## [Goal]
Copy whichever lines contain the string "JSON".
+===+
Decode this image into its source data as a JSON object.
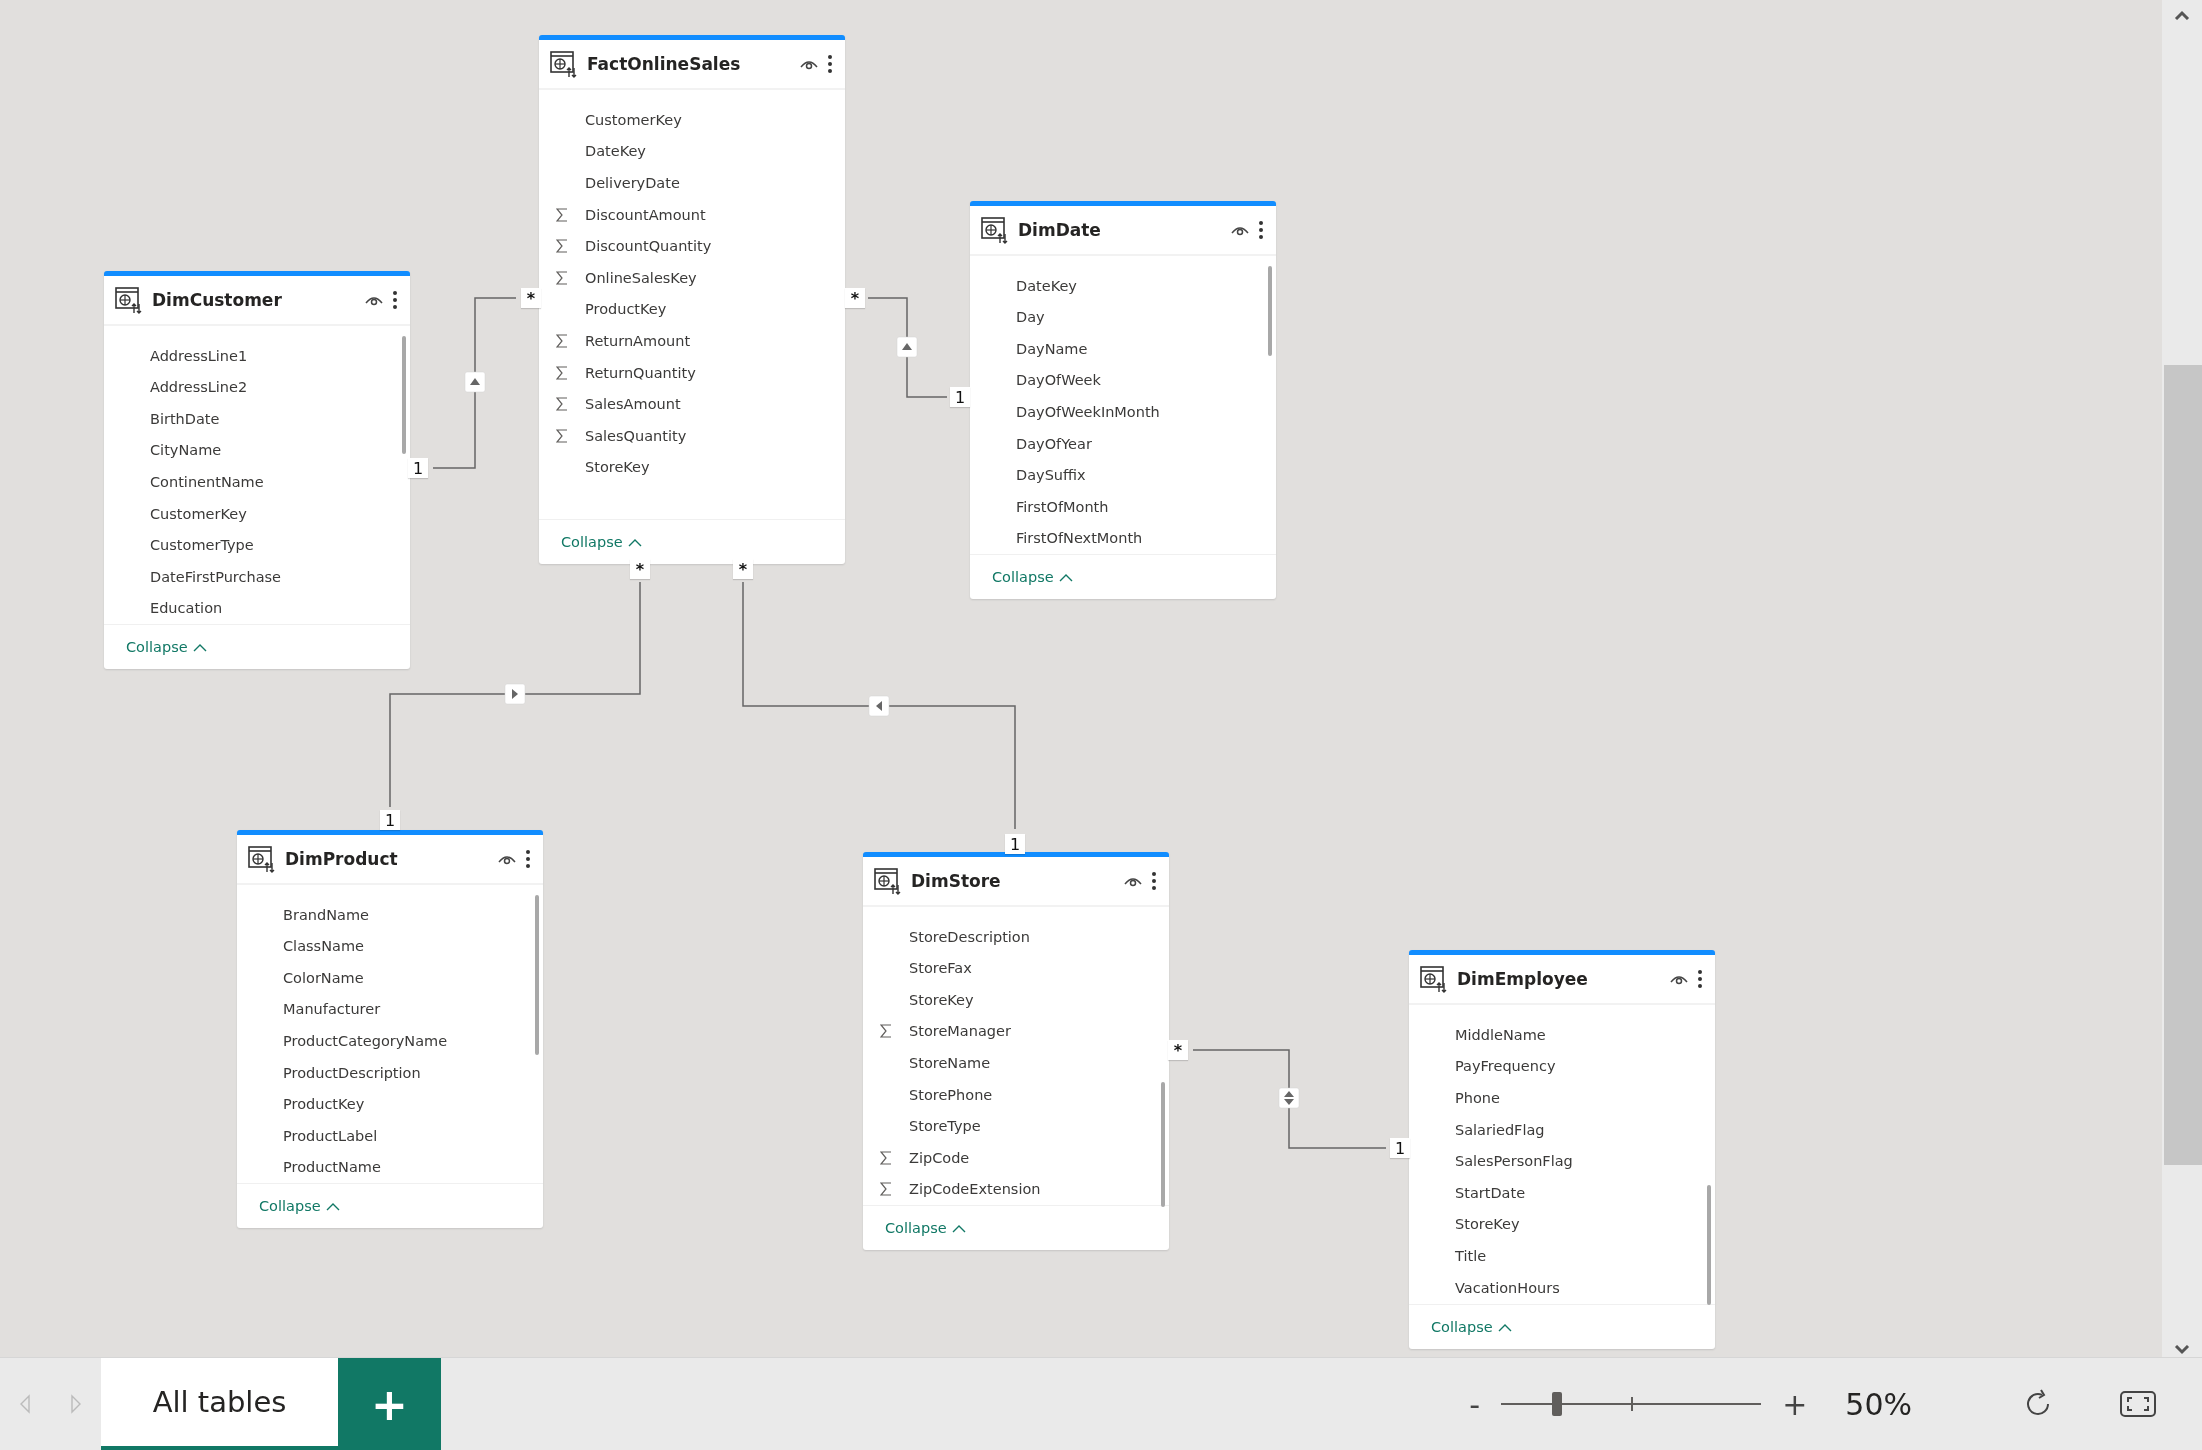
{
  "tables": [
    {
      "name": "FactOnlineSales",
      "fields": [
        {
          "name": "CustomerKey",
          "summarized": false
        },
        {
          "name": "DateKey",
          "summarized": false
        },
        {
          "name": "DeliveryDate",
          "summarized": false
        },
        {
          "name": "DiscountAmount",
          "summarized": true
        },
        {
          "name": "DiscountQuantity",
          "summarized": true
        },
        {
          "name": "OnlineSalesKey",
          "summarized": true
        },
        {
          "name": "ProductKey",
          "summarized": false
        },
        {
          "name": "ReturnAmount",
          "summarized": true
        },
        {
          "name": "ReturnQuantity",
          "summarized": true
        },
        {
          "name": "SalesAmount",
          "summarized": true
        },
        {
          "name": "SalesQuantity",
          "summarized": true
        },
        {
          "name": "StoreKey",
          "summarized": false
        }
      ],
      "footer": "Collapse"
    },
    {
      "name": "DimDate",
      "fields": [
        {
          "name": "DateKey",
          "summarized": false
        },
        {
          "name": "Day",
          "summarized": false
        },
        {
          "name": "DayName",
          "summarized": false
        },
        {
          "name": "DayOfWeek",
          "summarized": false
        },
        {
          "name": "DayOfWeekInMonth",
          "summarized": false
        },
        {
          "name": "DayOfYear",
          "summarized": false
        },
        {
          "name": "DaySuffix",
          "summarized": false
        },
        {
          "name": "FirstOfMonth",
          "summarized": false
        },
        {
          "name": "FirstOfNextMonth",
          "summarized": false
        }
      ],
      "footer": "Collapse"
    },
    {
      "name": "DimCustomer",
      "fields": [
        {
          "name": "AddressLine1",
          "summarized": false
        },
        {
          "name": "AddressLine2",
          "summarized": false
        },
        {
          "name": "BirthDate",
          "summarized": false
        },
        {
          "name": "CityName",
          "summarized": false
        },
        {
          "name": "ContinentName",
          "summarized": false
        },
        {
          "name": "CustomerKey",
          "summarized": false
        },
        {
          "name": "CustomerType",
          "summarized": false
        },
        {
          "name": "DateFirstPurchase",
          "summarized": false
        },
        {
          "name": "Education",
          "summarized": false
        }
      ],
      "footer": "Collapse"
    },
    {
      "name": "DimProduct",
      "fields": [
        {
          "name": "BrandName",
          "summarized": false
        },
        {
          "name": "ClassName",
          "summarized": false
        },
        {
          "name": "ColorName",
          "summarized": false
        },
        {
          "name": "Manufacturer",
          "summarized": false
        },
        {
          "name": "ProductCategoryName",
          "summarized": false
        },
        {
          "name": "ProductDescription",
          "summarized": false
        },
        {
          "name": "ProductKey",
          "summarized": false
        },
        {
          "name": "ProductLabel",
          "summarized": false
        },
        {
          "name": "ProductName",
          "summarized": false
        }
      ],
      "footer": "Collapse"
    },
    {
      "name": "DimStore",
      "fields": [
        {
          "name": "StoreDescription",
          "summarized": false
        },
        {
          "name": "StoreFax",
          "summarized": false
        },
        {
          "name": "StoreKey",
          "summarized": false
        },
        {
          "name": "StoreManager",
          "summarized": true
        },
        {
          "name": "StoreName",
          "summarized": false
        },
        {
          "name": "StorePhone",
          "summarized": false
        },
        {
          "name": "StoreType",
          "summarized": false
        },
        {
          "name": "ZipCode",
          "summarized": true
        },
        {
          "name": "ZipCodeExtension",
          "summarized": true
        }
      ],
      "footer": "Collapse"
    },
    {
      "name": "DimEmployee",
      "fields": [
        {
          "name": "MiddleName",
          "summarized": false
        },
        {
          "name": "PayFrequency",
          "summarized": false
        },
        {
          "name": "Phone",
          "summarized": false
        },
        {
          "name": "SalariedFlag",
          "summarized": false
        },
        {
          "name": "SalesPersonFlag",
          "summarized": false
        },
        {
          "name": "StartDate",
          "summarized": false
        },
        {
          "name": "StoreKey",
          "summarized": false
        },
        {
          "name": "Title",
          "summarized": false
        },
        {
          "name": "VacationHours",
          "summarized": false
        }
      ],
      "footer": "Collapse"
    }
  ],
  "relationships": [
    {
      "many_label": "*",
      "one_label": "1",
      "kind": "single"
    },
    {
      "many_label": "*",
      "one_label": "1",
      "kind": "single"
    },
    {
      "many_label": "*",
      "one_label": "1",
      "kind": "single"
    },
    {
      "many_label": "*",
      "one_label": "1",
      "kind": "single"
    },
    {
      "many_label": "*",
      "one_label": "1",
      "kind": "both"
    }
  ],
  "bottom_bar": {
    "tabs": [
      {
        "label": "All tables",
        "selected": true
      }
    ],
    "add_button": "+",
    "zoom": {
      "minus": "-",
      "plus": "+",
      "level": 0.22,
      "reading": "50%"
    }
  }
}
+===+
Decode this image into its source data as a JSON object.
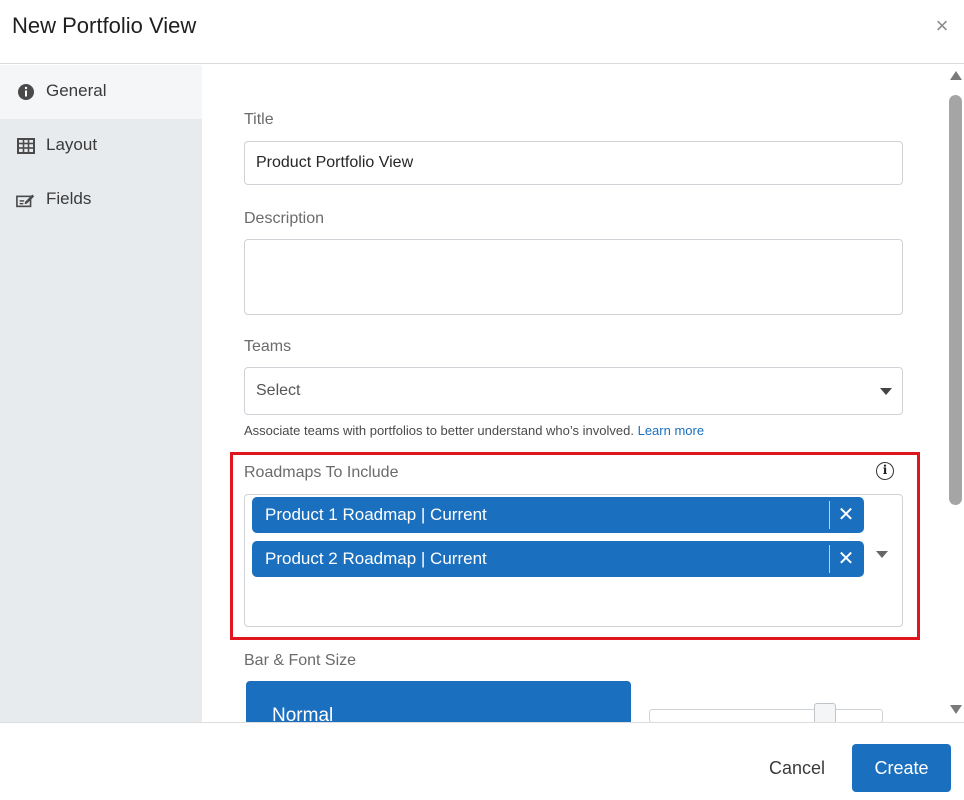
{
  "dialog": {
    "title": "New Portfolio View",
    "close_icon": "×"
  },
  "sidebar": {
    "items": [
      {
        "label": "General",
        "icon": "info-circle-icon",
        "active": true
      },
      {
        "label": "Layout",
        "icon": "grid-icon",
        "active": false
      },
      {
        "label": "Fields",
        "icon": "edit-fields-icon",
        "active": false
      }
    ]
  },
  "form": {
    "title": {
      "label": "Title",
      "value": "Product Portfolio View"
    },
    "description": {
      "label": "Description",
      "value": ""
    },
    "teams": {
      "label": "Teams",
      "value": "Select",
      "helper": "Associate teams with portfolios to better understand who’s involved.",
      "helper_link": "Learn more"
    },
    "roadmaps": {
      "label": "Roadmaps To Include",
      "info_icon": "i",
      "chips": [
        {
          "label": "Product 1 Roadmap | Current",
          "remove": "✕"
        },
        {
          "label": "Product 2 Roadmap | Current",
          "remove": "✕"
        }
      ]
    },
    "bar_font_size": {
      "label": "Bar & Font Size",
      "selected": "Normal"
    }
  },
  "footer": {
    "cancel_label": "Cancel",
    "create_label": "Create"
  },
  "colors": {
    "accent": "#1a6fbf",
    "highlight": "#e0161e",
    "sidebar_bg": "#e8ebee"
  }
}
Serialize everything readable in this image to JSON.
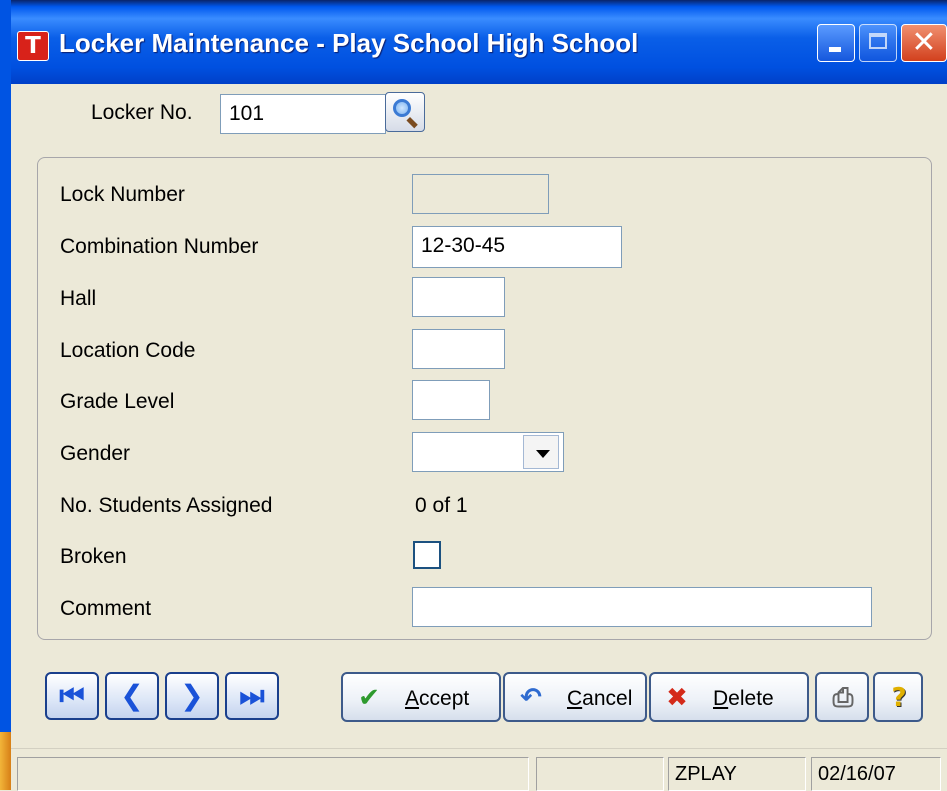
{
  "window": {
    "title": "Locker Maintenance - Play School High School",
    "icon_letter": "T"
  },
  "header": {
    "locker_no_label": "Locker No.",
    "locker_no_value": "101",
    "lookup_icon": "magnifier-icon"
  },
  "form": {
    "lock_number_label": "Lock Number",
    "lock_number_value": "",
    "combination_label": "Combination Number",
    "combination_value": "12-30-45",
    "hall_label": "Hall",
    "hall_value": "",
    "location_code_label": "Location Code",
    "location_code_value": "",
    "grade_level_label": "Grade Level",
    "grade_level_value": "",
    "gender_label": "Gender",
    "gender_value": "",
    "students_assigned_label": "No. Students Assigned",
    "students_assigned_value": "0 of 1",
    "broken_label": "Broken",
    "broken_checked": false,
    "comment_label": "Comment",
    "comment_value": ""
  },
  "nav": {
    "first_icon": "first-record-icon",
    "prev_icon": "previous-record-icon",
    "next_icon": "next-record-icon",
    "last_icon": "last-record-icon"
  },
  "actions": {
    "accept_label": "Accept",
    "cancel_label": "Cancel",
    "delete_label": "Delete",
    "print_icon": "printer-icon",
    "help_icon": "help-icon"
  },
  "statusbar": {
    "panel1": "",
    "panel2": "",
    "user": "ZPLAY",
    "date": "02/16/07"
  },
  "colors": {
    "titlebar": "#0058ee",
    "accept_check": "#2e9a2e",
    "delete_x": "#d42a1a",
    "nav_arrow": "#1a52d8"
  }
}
+===+
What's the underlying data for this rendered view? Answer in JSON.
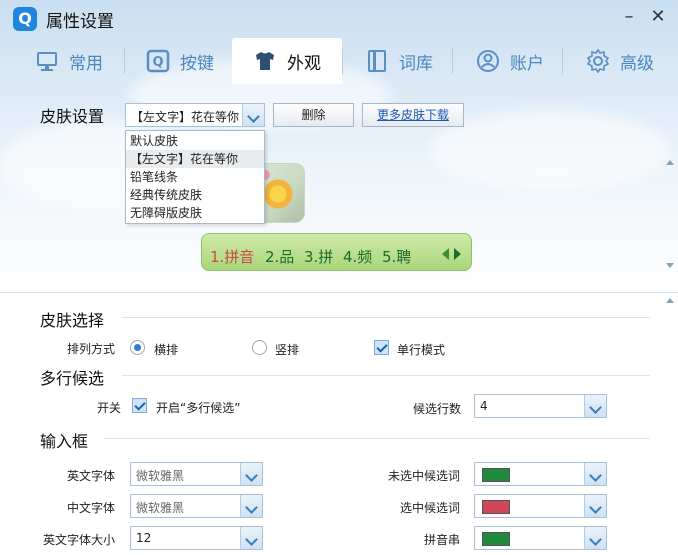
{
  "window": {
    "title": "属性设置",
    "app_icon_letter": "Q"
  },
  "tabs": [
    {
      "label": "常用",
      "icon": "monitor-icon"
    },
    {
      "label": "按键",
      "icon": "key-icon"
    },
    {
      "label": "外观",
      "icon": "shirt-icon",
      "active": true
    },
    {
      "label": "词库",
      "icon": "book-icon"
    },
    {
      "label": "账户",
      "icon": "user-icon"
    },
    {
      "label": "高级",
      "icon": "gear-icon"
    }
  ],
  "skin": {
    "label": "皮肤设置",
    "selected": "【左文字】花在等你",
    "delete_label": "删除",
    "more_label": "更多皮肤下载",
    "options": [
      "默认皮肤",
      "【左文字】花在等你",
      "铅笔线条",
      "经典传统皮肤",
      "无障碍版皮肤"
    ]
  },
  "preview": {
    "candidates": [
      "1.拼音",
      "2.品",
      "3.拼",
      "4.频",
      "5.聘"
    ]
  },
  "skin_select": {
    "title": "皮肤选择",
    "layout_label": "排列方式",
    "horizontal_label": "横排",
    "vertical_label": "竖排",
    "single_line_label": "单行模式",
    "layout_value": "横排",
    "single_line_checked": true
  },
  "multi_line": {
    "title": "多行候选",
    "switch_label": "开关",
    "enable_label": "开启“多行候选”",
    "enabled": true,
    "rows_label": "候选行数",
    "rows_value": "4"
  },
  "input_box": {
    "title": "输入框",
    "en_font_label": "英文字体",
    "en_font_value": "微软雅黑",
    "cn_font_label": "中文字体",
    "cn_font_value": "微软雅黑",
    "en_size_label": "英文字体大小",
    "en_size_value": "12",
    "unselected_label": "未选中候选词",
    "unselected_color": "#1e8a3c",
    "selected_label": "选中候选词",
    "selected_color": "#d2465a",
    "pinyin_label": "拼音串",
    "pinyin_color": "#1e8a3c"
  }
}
+===+
## [Solution to the exercise]
Decode this image into its source data as a JSON object.
Decode this image into its source data as a JSON object.
Serialize everything readable in this image to JSON.
What's the underlying data for this rendered view? Answer in JSON.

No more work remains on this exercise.